----- DATASET ROWS -----

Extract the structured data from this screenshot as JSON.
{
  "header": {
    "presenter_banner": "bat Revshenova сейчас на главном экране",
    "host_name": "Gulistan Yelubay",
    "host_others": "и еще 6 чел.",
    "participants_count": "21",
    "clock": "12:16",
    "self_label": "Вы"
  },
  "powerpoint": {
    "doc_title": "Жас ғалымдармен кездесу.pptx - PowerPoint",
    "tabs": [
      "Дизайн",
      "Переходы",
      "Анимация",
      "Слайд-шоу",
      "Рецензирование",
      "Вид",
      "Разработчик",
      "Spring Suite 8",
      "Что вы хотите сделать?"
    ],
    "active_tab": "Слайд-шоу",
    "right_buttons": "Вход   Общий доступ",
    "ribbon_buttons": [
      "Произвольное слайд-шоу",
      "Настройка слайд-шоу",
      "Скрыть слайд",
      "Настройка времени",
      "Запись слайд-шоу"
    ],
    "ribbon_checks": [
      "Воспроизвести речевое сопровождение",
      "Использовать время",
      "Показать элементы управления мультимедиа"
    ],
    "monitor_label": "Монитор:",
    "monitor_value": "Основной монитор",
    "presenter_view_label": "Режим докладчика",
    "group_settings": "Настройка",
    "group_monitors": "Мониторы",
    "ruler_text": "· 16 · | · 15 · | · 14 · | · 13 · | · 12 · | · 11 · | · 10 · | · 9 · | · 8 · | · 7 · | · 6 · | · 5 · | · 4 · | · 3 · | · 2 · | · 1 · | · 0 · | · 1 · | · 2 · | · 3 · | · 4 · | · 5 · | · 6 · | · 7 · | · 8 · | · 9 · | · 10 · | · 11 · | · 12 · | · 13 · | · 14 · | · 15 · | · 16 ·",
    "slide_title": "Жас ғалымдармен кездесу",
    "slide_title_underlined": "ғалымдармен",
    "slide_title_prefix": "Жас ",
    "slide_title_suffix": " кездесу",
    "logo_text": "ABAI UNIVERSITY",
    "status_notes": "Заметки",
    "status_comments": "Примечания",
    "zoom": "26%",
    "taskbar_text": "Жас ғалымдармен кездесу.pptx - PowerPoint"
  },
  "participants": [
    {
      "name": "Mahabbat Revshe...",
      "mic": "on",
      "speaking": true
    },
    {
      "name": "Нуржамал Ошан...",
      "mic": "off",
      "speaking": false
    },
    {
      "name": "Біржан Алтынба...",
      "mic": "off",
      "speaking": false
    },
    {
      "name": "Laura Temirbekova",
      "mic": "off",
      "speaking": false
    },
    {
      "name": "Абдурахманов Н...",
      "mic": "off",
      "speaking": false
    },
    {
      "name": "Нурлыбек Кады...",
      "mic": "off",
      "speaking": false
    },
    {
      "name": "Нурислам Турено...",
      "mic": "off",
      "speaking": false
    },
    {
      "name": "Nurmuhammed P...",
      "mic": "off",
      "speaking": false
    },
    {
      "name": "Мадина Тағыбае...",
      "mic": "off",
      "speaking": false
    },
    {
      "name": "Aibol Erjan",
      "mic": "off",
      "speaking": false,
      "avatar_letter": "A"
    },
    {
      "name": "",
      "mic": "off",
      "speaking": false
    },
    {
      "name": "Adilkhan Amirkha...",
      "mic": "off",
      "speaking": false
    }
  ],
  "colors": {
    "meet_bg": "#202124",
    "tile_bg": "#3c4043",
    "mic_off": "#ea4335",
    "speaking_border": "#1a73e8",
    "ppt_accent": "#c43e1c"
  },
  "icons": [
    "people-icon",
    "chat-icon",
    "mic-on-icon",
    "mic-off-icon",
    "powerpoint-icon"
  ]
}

-----

Give all the records again. Match them exactly.

## TASK SOLUTION
Extract the structured data from this screenshot as JSON.
{
  "header": {
    "presenter_banner": "bat Revshenova сейчас на главном экране",
    "host_name": "Gulistan Yelubay",
    "host_others": "и еще 6 чел.",
    "participants_count": "21",
    "clock": "12:16",
    "self_label": "Вы"
  },
  "powerpoint": {
    "doc_title": "Жас ғалымдармен кездесу.pptx - PowerPoint",
    "tabs": [
      "Дизайн",
      "Переходы",
      "Анимация",
      "Слайд-шоу",
      "Рецензирование",
      "Вид",
      "Разработчик",
      "Spring Suite 8",
      "Что вы хотите сделать?"
    ],
    "active_tab": "Слайд-шоу",
    "right_buttons": "Вход   Общий доступ",
    "ribbon_buttons": [
      "Произвольное слайд-шоу",
      "Настройка слайд-шоу",
      "Скрыть слайд",
      "Настройка времени",
      "Запись слайд-шоу"
    ],
    "ribbon_checks": [
      "Воспроизвести речевое сопровождение",
      "Использовать время",
      "Показать элементы управления мультимедиа"
    ],
    "monitor_label": "Монитор:",
    "monitor_value": "Основной монитор",
    "presenter_view_label": "Режим докладчика",
    "group_settings": "Настройка",
    "group_monitors": "Мониторы",
    "ruler_text": "· 16 · | · 15 · | · 14 · | · 13 · | · 12 · | · 11 · | · 10 · | · 9 · | · 8 · | · 7 · | · 6 · | · 5 · | · 4 · | · 3 · | · 2 · | · 1 · | · 0 · | · 1 · | · 2 · | · 3 · | · 4 · | · 5 · | · 6 · | · 7 · | · 8 · | · 9 · | · 10 · | · 11 · | · 12 · | · 13 · | · 14 · | · 15 · | · 16 ·",
    "slide_title": "Жас ғалымдармен кездесу",
    "slide_title_underlined": "ғалымдармен",
    "slide_title_prefix": "Жас ",
    "slide_title_suffix": " кездесу",
    "logo_text": "ABAI UNIVERSITY",
    "status_notes": "Заметки",
    "status_comments": "Примечания",
    "zoom": "26%",
    "taskbar_text": "Жас ғалымдармен кездесу.pptx - PowerPoint"
  },
  "participants": [
    {
      "name": "Mahabbat Revshe...",
      "mic": "on",
      "speaking": true
    },
    {
      "name": "Нуржамал Ошан...",
      "mic": "off",
      "speaking": false
    },
    {
      "name": "Біржан Алтынба...",
      "mic": "off",
      "speaking": false
    },
    {
      "name": "Laura Temirbekova",
      "mic": "off",
      "speaking": false
    },
    {
      "name": "Абдурахманов Н...",
      "mic": "off",
      "speaking": false
    },
    {
      "name": "Нурлыбек Кады...",
      "mic": "off",
      "speaking": false
    },
    {
      "name": "Нурислам Турено...",
      "mic": "off",
      "speaking": false
    },
    {
      "name": "Nurmuhammed P...",
      "mic": "off",
      "speaking": false
    },
    {
      "name": "Мадина Тағыбае...",
      "mic": "off",
      "speaking": false
    },
    {
      "name": "Aibol Erjan",
      "mic": "off",
      "speaking": false,
      "avatar_letter": "A"
    },
    {
      "name": "",
      "mic": "off",
      "speaking": false
    },
    {
      "name": "Adilkhan Amirkha...",
      "mic": "off",
      "speaking": false
    }
  ],
  "colors": {
    "meet_bg": "#202124",
    "tile_bg": "#3c4043",
    "mic_off": "#ea4335",
    "speaking_border": "#1a73e8",
    "ppt_accent": "#c43e1c"
  },
  "icons": [
    "people-icon",
    "chat-icon",
    "mic-on-icon",
    "mic-off-icon",
    "powerpoint-icon"
  ]
}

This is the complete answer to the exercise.